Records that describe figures
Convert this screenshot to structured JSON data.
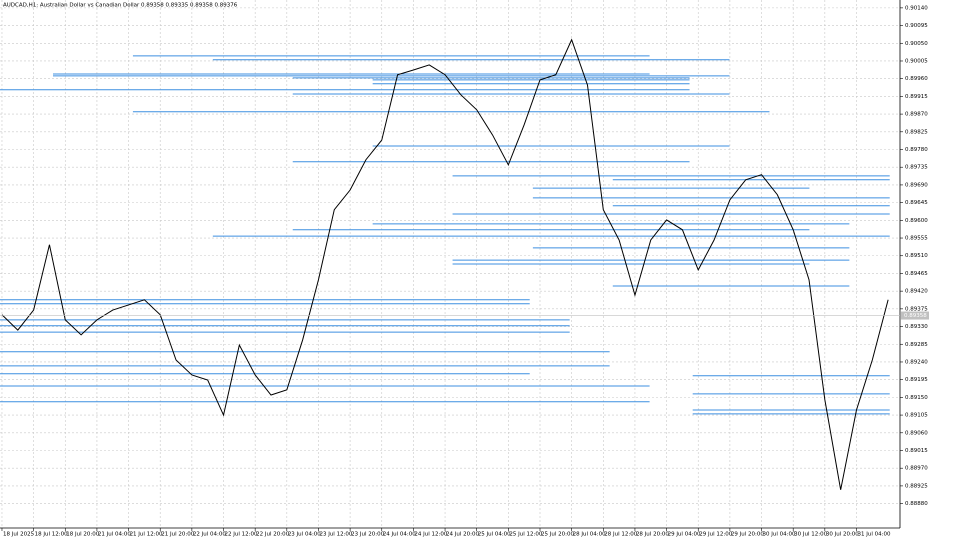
{
  "chart_data": {
    "type": "line",
    "title": "AUDCAD,H1: Australian Dollar vs Canadian Dollar 0.89358 0.89335 0.89358 0.89376",
    "x": [
      0,
      4,
      8,
      12,
      16,
      20,
      24,
      28,
      32,
      36,
      40,
      44,
      48,
      52,
      56,
      60,
      64,
      68,
      72,
      76,
      80,
      84,
      88,
      92,
      96,
      100,
      104,
      108,
      112,
      116,
      120,
      124,
      128,
      132,
      136,
      140,
      144,
      148,
      152,
      156,
      160,
      164,
      168,
      172,
      176,
      180,
      184,
      188,
      192,
      196,
      200,
      204,
      208,
      212,
      216,
      220,
      224
    ],
    "series": [
      {
        "color": "#000000",
        "values": [
          0.8936,
          0.89321,
          0.89372,
          0.89538,
          0.89347,
          0.89309,
          0.89347,
          0.89372,
          0.89385,
          0.89398,
          0.8936,
          0.89245,
          0.89207,
          0.89194,
          0.89105,
          0.89283,
          0.89207,
          0.89156,
          0.89169,
          0.89296,
          0.89449,
          0.89627,
          0.89677,
          0.89754,
          0.89804,
          0.8997,
          0.89982,
          0.89995,
          0.8997,
          0.89919,
          0.89881,
          0.89817,
          0.89741,
          0.89843,
          0.89957,
          0.8997,
          0.90059,
          0.89944,
          0.89627,
          0.8955,
          0.8941,
          0.8955,
          0.89601,
          0.89576,
          0.89474,
          0.8955,
          0.89652,
          0.89703,
          0.89716,
          0.89665,
          0.89576,
          0.89449,
          0.89144,
          0.88915,
          0.89118,
          0.89245,
          0.89398
        ]
      }
    ],
    "levels": {
      "color": "#3d8fe0",
      "values": [
        0.90018,
        0.90008,
        0.89972,
        0.89967,
        0.89962,
        0.89957,
        0.89947,
        0.89932,
        0.89921,
        0.89876,
        0.89789,
        0.89749,
        0.89713,
        0.89703,
        0.89682,
        0.89657,
        0.89637,
        0.89616,
        0.89591,
        0.89576,
        0.8956,
        0.8953,
        0.89499,
        0.89489,
        0.89433,
        0.89398,
        0.89388,
        0.89347,
        0.89332,
        0.89316,
        0.89266,
        0.8923,
        0.8921,
        0.89179,
        0.89139,
        0.89205,
        0.89159,
        0.89118,
        0.89108
      ],
      "x_start": [
        33.1,
        53.3,
        12.9,
        12.9,
        73.5,
        93.7,
        93.7,
        -0.5,
        73.5,
        33.1,
        93.7,
        73.5,
        113.9,
        154.4,
        134.2,
        134.2,
        154.4,
        113.9,
        93.7,
        73.5,
        53.3,
        134.2,
        113.9,
        113.9,
        154.4,
        -0.5,
        -0.5,
        -0.5,
        -0.5,
        -0.5,
        -0.5,
        -0.5,
        -0.5,
        -0.5,
        -0.5,
        174.6,
        174.6,
        174.6,
        174.6
      ],
      "x_end": [
        163.7,
        183.9,
        163.7,
        183.9,
        173.8,
        173.8,
        173.8,
        173.8,
        183.9,
        194.0,
        183.9,
        173.8,
        224.4,
        224.4,
        204.1,
        224.4,
        224.4,
        224.4,
        214.2,
        204.1,
        224.4,
        214.2,
        214.2,
        204.1,
        214.2,
        133.4,
        133.4,
        143.5,
        143.5,
        143.5,
        153.6,
        153.6,
        133.4,
        163.7,
        163.7,
        224.4,
        224.4,
        224.4,
        224.4
      ]
    },
    "last_price": 0.89358,
    "xlim": [
      -0.5,
      227
    ],
    "ylim": [
      0.88818,
      0.9016
    ],
    "grid": true,
    "xticks": [
      {
        "value": 0,
        "label": "18 Jul 2025"
      },
      {
        "value": 8,
        "label": "18 Jul 12:00"
      },
      {
        "value": 16,
        "label": "18 Jul 20:00"
      },
      {
        "value": 24,
        "label": "21 Jul 04:00"
      },
      {
        "value": 32,
        "label": "21 Jul 12:00"
      },
      {
        "value": 40,
        "label": "21 Jul 20:00"
      },
      {
        "value": 48,
        "label": "22 Jul 04:00"
      },
      {
        "value": 56,
        "label": "22 Jul 12:00"
      },
      {
        "value": 64,
        "label": "22 Jul 20:00"
      },
      {
        "value": 72,
        "label": "23 Jul 04:00"
      },
      {
        "value": 80,
        "label": "23 Jul 12:00"
      },
      {
        "value": 88,
        "label": "23 Jul 20:00"
      },
      {
        "value": 96,
        "label": "24 Jul 04:00"
      },
      {
        "value": 104,
        "label": "24 Jul 12:00"
      },
      {
        "value": 112,
        "label": "24 Jul 20:00"
      },
      {
        "value": 120,
        "label": "25 Jul 04:00"
      },
      {
        "value": 128,
        "label": "25 Jul 12:00"
      },
      {
        "value": 136,
        "label": "25 Jul 20:00"
      },
      {
        "value": 144,
        "label": "28 Jul 04:00"
      },
      {
        "value": 152,
        "label": "28 Jul 12:00"
      },
      {
        "value": 160,
        "label": "28 Jul 20:00"
      },
      {
        "value": 168,
        "label": "29 Jul 04:00"
      },
      {
        "value": 176,
        "label": "29 Jul 12:00"
      },
      {
        "value": 184,
        "label": "29 Jul 20:00"
      },
      {
        "value": 192,
        "label": "30 Jul 04:00"
      },
      {
        "value": 200,
        "label": "30 Jul 12:00"
      },
      {
        "value": 208,
        "label": "30 Jul 20:00"
      },
      {
        "value": 216,
        "label": "31 Jul 04:00"
      }
    ],
    "yticks": [
      {
        "value": 0.9014,
        "label": "0.90140"
      },
      0.90095,
      {
        "value": 0.9005,
        "label": "0.90050"
      },
      0.90005,
      {
        "value": 0.8996,
        "label": "0.89960"
      },
      0.89915,
      {
        "value": 0.8987,
        "label": "0.89870"
      },
      0.89825,
      {
        "value": 0.8978,
        "label": "0.89780"
      },
      0.89735,
      {
        "value": 0.8969,
        "label": "0.89690"
      },
      0.89645,
      {
        "value": 0.896,
        "label": "0.89600"
      },
      0.89555,
      {
        "value": 0.8951,
        "label": "0.89510"
      },
      0.89465,
      {
        "value": 0.8942,
        "label": "0.89420"
      },
      0.89375,
      {
        "value": 0.8933,
        "label": "0.89330"
      },
      0.89285,
      {
        "value": 0.8924,
        "label": "0.89240"
      },
      0.89195,
      {
        "value": 0.8915,
        "label": "0.89150"
      },
      0.89105,
      {
        "value": 0.8906,
        "label": "0.89060"
      },
      0.89015,
      {
        "value": 0.8897,
        "label": "0.88970"
      },
      0.88925,
      {
        "value": 0.8888,
        "label": "0.88880"
      }
    ]
  }
}
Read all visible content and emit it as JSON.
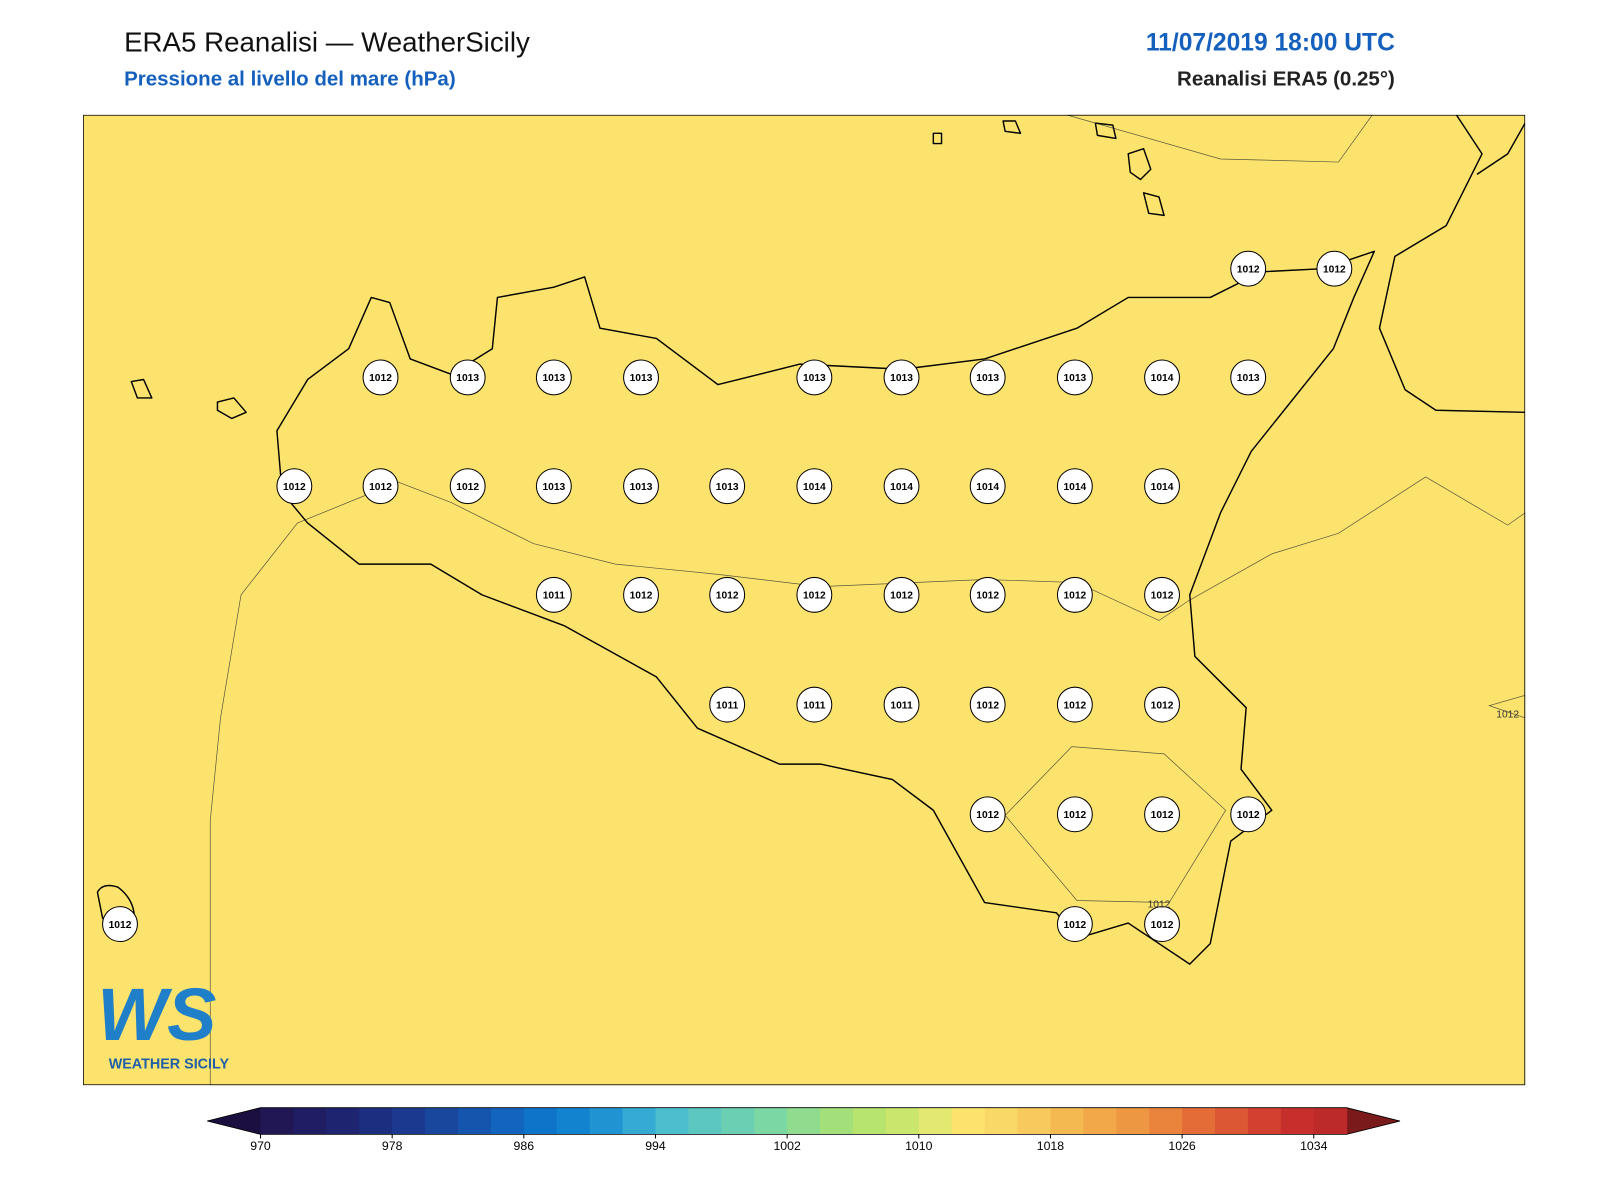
{
  "header": {
    "title": "ERA5 Reanalisi — WeatherSicily",
    "subtitle": "Pressione al livello del mare (hPa)",
    "date": "11/07/2019 18:00 UTC",
    "source": "Reanalisi ERA5 (0.25°)"
  },
  "stations": [
    1012,
    1012,
    1012,
    1013,
    1013,
    1013,
    1013,
    1013,
    1013,
    1013,
    1014,
    1013,
    1012,
    1012,
    1012,
    1013,
    1013,
    1013,
    1014,
    1014,
    1014,
    1014,
    1014,
    1011,
    1012,
    1012,
    1012,
    1012,
    1012,
    1012,
    1012,
    1011,
    1011,
    1011,
    1012,
    1012,
    1012,
    1012,
    1012,
    1012,
    1012,
    1012,
    1012,
    1012
  ],
  "contour_labels": [
    1012,
    1012
  ],
  "logo": {
    "mark": "WS",
    "text": "WEATHER SICILY"
  },
  "colorbar": {
    "bounds": [
      970,
      1036
    ],
    "ticks": [
      970,
      978,
      986,
      994,
      1002,
      1010,
      1018,
      1026,
      1034
    ],
    "colors": [
      "#211754",
      "#1f1d63",
      "#1e2470",
      "#1c2e80",
      "#1b3a8f",
      "#18479d",
      "#1555ad",
      "#1264bc",
      "#0e74c9",
      "#1283cf",
      "#2094d3",
      "#35aad2",
      "#4bbfce",
      "#5cc6c0",
      "#6bcfb3",
      "#7bd7a4",
      "#8fdc8e",
      "#a3e07a",
      "#b7e36f",
      "#cbe66d",
      "#e3e870",
      "#fce36e",
      "#fad868",
      "#f8c95d",
      "#f5b952",
      "#f2a849",
      "#ee9742",
      "#ea843c",
      "#e46d37",
      "#dc5733",
      "#d3402f",
      "#c72f2c",
      "#bc2a2a"
    ],
    "under": "#1a0f3f",
    "over": "#7a1a1a"
  }
}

Task goal - Set down nothing but the lines from the one containing "Read all visible content and emit it as JSON." to the final line above, both included, with every picture left out.

Result -
Read all visible content and emit it as JSON.
{
  "header": {
    "title": "ERA5 Reanalisi — WeatherSicily",
    "subtitle": "Pressione al livello del mare (hPa)",
    "date": "11/07/2019 18:00 UTC",
    "source": "Reanalisi ERA5 (0.25°)"
  },
  "stations": [
    1012,
    1012,
    1012,
    1013,
    1013,
    1013,
    1013,
    1013,
    1013,
    1013,
    1014,
    1013,
    1012,
    1012,
    1012,
    1013,
    1013,
    1013,
    1014,
    1014,
    1014,
    1014,
    1014,
    1011,
    1012,
    1012,
    1012,
    1012,
    1012,
    1012,
    1012,
    1011,
    1011,
    1011,
    1012,
    1012,
    1012,
    1012,
    1012,
    1012,
    1012,
    1012,
    1012,
    1012
  ],
  "contour_labels": [
    1012,
    1012
  ],
  "logo": {
    "mark": "WS",
    "text": "WEATHER SICILY"
  },
  "colorbar": {
    "bounds": [
      970,
      1036
    ],
    "ticks": [
      970,
      978,
      986,
      994,
      1002,
      1010,
      1018,
      1026,
      1034
    ],
    "colors": [
      "#211754",
      "#1f1d63",
      "#1e2470",
      "#1c2e80",
      "#1b3a8f",
      "#18479d",
      "#1555ad",
      "#1264bc",
      "#0e74c9",
      "#1283cf",
      "#2094d3",
      "#35aad2",
      "#4bbfce",
      "#5cc6c0",
      "#6bcfb3",
      "#7bd7a4",
      "#8fdc8e",
      "#a3e07a",
      "#b7e36f",
      "#cbe66d",
      "#e3e870",
      "#fce36e",
      "#fad868",
      "#f8c95d",
      "#f5b952",
      "#f2a849",
      "#ee9742",
      "#ea843c",
      "#e46d37",
      "#dc5733",
      "#d3402f",
      "#c72f2c",
      "#bc2a2a"
    ],
    "under": "#1a0f3f",
    "over": "#7a1a1a"
  }
}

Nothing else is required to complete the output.